**Instruction:**
Your task is to repeat the entries underneath exactly, minus the pictures.
>> Begin Source records
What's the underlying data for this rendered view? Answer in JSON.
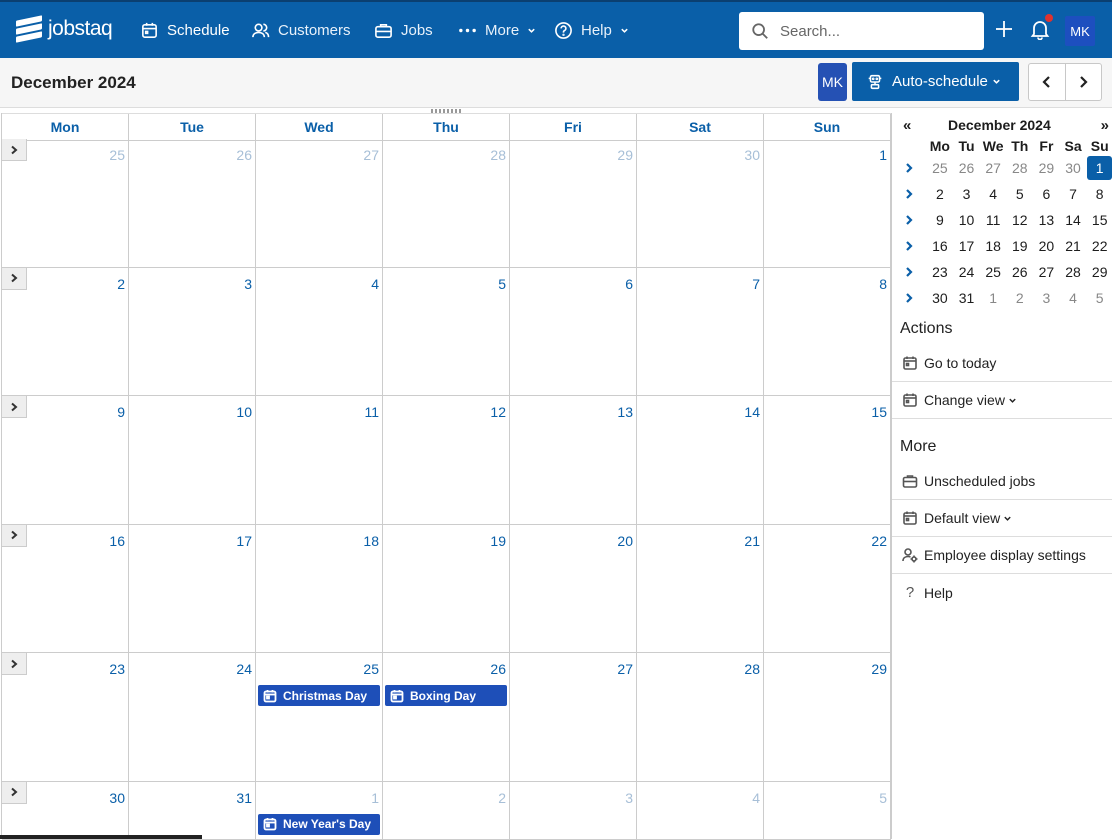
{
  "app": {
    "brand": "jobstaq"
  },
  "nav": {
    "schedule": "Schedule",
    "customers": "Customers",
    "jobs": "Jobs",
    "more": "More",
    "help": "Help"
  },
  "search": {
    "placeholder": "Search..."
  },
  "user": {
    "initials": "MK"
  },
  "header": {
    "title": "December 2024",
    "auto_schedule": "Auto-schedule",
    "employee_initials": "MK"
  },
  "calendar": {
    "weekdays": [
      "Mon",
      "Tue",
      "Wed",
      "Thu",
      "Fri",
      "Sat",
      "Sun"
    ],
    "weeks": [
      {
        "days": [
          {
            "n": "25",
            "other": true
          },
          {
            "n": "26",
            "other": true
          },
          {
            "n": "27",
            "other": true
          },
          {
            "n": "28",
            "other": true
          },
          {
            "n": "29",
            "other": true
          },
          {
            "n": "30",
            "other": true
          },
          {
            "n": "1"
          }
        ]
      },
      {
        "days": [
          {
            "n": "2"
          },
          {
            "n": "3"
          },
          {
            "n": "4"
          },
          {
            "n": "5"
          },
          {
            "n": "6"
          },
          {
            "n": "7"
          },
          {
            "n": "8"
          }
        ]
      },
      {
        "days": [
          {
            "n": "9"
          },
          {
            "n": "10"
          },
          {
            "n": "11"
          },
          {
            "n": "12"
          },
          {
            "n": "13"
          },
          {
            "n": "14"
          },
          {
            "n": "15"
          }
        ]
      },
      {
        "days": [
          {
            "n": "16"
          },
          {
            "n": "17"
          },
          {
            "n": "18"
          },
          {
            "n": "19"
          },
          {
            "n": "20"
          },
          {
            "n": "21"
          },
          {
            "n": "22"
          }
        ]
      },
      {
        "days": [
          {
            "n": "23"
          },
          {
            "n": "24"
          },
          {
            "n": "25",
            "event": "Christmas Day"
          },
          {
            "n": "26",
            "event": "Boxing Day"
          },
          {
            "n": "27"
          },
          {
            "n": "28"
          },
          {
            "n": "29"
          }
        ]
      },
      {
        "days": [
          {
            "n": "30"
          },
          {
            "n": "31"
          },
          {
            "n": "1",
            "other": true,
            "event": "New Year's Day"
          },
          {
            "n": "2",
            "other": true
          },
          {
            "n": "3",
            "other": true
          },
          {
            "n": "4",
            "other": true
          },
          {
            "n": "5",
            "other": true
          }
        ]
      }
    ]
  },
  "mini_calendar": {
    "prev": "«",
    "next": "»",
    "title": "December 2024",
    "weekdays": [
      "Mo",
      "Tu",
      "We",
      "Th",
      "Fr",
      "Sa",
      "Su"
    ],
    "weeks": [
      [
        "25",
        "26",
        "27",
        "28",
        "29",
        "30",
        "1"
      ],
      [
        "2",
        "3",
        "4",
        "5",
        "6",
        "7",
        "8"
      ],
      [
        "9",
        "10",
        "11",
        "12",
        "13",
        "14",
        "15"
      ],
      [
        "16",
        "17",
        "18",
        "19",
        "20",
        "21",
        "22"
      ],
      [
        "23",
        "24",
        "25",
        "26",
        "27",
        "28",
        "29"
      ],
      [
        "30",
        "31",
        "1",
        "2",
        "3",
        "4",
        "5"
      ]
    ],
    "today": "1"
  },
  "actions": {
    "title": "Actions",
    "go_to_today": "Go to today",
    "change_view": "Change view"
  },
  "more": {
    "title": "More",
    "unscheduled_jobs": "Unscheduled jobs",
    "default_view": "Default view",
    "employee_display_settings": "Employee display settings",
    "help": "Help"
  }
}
>> End Source records
**Written response:**
What's the underlying data for this rendered view? Answer in JSON.
{
  "app": {
    "brand": "jobstaq"
  },
  "nav": {
    "schedule": "Schedule",
    "customers": "Customers",
    "jobs": "Jobs",
    "more": "More",
    "help": "Help"
  },
  "search": {
    "placeholder": "Search..."
  },
  "user": {
    "initials": "MK"
  },
  "header": {
    "title": "December 2024",
    "auto_schedule": "Auto-schedule",
    "employee_initials": "MK"
  },
  "calendar": {
    "weekdays": [
      "Mon",
      "Tue",
      "Wed",
      "Thu",
      "Fri",
      "Sat",
      "Sun"
    ],
    "weeks": [
      {
        "days": [
          {
            "n": "25",
            "other": true
          },
          {
            "n": "26",
            "other": true
          },
          {
            "n": "27",
            "other": true
          },
          {
            "n": "28",
            "other": true
          },
          {
            "n": "29",
            "other": true
          },
          {
            "n": "30",
            "other": true
          },
          {
            "n": "1"
          }
        ]
      },
      {
        "days": [
          {
            "n": "2"
          },
          {
            "n": "3"
          },
          {
            "n": "4"
          },
          {
            "n": "5"
          },
          {
            "n": "6"
          },
          {
            "n": "7"
          },
          {
            "n": "8"
          }
        ]
      },
      {
        "days": [
          {
            "n": "9"
          },
          {
            "n": "10"
          },
          {
            "n": "11"
          },
          {
            "n": "12"
          },
          {
            "n": "13"
          },
          {
            "n": "14"
          },
          {
            "n": "15"
          }
        ]
      },
      {
        "days": [
          {
            "n": "16"
          },
          {
            "n": "17"
          },
          {
            "n": "18"
          },
          {
            "n": "19"
          },
          {
            "n": "20"
          },
          {
            "n": "21"
          },
          {
            "n": "22"
          }
        ]
      },
      {
        "days": [
          {
            "n": "23"
          },
          {
            "n": "24"
          },
          {
            "n": "25",
            "event": "Christmas Day"
          },
          {
            "n": "26",
            "event": "Boxing Day"
          },
          {
            "n": "27"
          },
          {
            "n": "28"
          },
          {
            "n": "29"
          }
        ]
      },
      {
        "days": [
          {
            "n": "30"
          },
          {
            "n": "31"
          },
          {
            "n": "1",
            "other": true,
            "event": "New Year's Day"
          },
          {
            "n": "2",
            "other": true
          },
          {
            "n": "3",
            "other": true
          },
          {
            "n": "4",
            "other": true
          },
          {
            "n": "5",
            "other": true
          }
        ]
      }
    ]
  },
  "mini_calendar": {
    "prev": "«",
    "next": "»",
    "title": "December 2024",
    "weekdays": [
      "Mo",
      "Tu",
      "We",
      "Th",
      "Fr",
      "Sa",
      "Su"
    ],
    "weeks": [
      [
        "25",
        "26",
        "27",
        "28",
        "29",
        "30",
        "1"
      ],
      [
        "2",
        "3",
        "4",
        "5",
        "6",
        "7",
        "8"
      ],
      [
        "9",
        "10",
        "11",
        "12",
        "13",
        "14",
        "15"
      ],
      [
        "16",
        "17",
        "18",
        "19",
        "20",
        "21",
        "22"
      ],
      [
        "23",
        "24",
        "25",
        "26",
        "27",
        "28",
        "29"
      ],
      [
        "30",
        "31",
        "1",
        "2",
        "3",
        "4",
        "5"
      ]
    ],
    "today": "1"
  },
  "actions": {
    "title": "Actions",
    "go_to_today": "Go to today",
    "change_view": "Change view"
  },
  "more": {
    "title": "More",
    "unscheduled_jobs": "Unscheduled jobs",
    "default_view": "Default view",
    "employee_display_settings": "Employee display settings",
    "help": "Help"
  }
}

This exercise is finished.